AIM A
Please repeat the records from the start through the line that contains "Circle shape bbox=[507, 560, 511, 567]", switching "TEFLON" to "PTFE" and leaving everything else as it is.

Live album by Rainbow
- Released: 24 May 2006
- Recorded: 1976
- Genre: Hard rock, heavy metal
- Length: 4:41:57
- Label: Virgin Japan

Rainbow live albums chronology
| Live in Germany 1976 (1990) | Deutschland Tournee 1976 (2006) | Live in Munich 1977 (2006) |

= Deutschland Tournee 1976 =

Deutschland Tournee 1976 is a 6-CD box-set released by the British hard rock band Rainbow in 2006, featuring live material from 3 concerts of the band's 1976 tour of West Germany, being Cologne on 25 September 1976, Düsseldorf on 27 September 1976, and Nürnberg on 28 September 1976. The complete set of 6 CDs was released only in Japan as a box-set. In Europe all three concerts would be released subsequently as separate double-CD sets, in jewel-cases, with the same track listings and CD timings.

DATA FOR PROCESSING
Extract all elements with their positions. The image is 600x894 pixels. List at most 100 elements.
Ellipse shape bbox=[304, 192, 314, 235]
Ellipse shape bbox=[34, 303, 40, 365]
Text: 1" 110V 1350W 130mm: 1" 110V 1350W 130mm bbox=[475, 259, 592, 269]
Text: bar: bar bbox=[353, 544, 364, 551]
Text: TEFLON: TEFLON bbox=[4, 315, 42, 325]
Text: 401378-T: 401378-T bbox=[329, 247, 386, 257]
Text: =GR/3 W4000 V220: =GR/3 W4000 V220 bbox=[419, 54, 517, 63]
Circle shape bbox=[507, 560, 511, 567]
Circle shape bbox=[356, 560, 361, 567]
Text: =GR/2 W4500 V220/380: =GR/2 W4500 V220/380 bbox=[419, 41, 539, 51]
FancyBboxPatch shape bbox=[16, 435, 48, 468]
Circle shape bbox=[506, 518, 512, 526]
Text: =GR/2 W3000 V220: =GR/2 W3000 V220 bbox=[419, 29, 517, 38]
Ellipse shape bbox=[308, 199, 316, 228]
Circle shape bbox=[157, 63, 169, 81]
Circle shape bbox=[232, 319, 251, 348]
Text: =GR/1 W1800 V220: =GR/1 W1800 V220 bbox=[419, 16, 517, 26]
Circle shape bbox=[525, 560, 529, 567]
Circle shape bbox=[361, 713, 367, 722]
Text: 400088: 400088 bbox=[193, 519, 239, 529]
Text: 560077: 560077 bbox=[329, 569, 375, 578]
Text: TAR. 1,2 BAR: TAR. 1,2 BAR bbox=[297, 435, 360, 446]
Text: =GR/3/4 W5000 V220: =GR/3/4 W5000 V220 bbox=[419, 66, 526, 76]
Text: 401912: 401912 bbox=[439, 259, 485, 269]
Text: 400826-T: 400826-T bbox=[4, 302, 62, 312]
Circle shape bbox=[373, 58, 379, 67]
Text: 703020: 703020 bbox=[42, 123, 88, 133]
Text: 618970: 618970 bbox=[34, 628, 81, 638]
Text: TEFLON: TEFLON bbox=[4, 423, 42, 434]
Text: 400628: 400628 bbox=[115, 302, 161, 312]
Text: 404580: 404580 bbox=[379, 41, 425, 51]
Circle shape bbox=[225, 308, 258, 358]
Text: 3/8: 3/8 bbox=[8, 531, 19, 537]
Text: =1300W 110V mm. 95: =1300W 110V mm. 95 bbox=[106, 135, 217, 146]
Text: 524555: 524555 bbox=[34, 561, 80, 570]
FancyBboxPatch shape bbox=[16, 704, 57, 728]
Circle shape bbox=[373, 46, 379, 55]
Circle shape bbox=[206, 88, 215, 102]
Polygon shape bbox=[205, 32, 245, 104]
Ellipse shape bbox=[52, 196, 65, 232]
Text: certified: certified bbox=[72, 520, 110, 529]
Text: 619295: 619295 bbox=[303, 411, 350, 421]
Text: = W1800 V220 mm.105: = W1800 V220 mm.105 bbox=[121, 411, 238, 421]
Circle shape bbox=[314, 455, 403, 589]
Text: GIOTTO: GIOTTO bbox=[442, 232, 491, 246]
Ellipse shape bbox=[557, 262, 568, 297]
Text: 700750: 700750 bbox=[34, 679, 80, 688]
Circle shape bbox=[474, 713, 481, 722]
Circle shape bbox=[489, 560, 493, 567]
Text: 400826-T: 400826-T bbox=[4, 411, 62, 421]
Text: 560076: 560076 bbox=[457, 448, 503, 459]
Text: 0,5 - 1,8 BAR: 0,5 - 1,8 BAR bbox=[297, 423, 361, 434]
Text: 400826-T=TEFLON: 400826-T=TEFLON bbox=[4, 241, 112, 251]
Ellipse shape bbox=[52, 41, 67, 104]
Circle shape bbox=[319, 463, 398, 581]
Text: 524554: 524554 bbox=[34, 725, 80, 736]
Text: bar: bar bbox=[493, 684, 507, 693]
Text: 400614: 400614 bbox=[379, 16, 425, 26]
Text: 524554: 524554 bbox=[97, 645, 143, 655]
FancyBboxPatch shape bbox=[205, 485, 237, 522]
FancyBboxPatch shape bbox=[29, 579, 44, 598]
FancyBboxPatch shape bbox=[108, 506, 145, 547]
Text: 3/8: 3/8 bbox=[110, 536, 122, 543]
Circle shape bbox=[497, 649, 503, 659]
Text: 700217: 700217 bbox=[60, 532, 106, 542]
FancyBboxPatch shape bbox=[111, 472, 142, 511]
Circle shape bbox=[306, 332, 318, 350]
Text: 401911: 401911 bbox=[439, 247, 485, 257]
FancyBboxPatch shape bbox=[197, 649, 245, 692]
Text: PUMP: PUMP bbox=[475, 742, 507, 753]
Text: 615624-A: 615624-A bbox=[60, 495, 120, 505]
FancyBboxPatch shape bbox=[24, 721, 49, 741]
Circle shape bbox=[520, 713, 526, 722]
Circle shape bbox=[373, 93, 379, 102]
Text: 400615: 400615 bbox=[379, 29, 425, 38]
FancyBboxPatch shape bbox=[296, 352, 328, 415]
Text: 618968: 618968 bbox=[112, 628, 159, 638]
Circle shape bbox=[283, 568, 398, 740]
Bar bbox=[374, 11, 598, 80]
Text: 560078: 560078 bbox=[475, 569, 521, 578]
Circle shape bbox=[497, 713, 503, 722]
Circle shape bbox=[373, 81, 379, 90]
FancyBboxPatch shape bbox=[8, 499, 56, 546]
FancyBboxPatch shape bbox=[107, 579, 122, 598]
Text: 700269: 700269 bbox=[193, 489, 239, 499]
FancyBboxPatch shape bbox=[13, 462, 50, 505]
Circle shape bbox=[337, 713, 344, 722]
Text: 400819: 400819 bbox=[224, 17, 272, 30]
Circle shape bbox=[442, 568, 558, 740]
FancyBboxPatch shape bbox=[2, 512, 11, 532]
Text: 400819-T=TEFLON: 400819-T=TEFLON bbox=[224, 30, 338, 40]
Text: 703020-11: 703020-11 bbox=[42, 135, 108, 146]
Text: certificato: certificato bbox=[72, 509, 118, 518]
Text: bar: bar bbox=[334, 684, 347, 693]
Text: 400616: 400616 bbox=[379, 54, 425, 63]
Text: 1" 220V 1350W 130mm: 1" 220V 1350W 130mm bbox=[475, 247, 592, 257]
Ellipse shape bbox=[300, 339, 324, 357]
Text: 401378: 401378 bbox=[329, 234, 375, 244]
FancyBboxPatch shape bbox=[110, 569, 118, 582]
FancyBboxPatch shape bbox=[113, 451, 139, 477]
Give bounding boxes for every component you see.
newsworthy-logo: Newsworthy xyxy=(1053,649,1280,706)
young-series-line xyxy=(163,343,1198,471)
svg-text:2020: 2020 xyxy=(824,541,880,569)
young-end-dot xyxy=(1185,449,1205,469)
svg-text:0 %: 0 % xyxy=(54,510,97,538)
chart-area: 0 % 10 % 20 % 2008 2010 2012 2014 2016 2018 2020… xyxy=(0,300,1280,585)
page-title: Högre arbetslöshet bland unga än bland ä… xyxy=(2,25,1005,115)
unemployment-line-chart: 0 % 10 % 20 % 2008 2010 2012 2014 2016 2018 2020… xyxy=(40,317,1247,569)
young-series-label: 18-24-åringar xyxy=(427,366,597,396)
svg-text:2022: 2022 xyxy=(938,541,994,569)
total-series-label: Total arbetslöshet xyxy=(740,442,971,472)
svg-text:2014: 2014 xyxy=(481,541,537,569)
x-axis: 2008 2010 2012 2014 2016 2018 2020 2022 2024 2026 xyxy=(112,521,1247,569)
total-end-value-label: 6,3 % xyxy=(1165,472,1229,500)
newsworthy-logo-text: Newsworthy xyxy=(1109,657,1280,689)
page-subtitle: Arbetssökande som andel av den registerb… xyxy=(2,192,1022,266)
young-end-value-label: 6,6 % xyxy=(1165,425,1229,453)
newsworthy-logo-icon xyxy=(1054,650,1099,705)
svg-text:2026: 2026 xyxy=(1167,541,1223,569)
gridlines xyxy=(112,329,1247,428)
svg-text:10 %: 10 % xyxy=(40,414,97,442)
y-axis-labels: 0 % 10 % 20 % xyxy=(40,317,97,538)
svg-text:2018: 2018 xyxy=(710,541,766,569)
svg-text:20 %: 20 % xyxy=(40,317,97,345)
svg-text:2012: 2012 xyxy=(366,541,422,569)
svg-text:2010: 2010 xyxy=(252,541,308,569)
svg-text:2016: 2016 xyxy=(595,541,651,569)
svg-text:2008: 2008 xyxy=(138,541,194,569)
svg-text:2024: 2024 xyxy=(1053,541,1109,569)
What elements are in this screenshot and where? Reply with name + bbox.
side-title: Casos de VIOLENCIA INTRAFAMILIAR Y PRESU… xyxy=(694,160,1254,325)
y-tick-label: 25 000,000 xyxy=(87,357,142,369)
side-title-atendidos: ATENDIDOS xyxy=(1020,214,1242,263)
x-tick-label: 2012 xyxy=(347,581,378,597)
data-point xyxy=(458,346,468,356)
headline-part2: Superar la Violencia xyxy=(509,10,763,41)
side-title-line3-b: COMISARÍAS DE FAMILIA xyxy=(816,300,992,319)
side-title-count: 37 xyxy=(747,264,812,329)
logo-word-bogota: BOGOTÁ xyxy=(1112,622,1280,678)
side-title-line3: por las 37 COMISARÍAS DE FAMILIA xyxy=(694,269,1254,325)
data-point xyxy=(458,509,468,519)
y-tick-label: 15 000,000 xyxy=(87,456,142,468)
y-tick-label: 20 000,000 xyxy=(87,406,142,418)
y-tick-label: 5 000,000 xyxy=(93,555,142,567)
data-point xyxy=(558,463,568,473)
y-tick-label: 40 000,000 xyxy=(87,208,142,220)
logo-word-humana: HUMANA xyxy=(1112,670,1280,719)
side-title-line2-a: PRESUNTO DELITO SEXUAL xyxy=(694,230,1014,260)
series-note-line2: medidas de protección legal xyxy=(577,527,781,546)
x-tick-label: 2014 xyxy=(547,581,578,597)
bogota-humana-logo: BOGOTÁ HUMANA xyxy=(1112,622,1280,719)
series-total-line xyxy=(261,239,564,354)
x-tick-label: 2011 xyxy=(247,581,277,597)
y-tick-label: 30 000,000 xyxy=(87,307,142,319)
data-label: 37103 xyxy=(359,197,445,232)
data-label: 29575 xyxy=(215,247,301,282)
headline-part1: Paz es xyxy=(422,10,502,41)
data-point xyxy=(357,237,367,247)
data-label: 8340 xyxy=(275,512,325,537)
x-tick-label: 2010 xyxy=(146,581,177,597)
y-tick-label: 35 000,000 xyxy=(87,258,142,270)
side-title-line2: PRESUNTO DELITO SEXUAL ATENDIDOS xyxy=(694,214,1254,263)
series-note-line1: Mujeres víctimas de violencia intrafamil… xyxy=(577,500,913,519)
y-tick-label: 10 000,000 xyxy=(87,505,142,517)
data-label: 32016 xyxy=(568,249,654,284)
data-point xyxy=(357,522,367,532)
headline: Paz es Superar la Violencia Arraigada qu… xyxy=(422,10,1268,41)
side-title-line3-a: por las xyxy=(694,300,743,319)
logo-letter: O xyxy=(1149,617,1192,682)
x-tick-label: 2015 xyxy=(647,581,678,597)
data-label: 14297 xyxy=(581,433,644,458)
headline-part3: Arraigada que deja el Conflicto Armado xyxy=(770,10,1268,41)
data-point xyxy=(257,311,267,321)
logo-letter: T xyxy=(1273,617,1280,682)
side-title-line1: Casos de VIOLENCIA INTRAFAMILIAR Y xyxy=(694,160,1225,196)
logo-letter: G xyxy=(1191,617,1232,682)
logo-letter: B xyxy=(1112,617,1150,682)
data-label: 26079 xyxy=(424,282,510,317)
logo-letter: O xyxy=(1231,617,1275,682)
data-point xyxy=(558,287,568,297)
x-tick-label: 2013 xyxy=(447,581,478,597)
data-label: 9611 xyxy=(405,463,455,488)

AIM B
The Deutschland Tournee 1976 box set came out only in Japan. According to the article on it, how could listeners in Europe still get the same concert material?

EXERCISE RESULT A
Extract all elements with their positions. The image is 600x894 pixels. List at most 100 elements.
Ellipse shape bbox=[304, 192, 314, 235]
Ellipse shape bbox=[34, 303, 40, 365]
Text: 1" 110V 1350W 130mm: 1" 110V 1350W 130mm bbox=[475, 259, 592, 269]
Text: bar: bar bbox=[353, 544, 364, 551]
Text: PTFE: PTFE bbox=[4, 315, 42, 325]
Text: 401378-T: 401378-T bbox=[329, 247, 386, 257]
Text: =GR/3 W4000 V220: =GR/3 W4000 V220 bbox=[419, 54, 517, 63]
Circle shape bbox=[507, 560, 511, 567]

EXERCISE RESULT B
All three concerts were later released in Europe as separate double-CD sets in jewel cases. They had the same track listings and CD timings as the Japanese box set.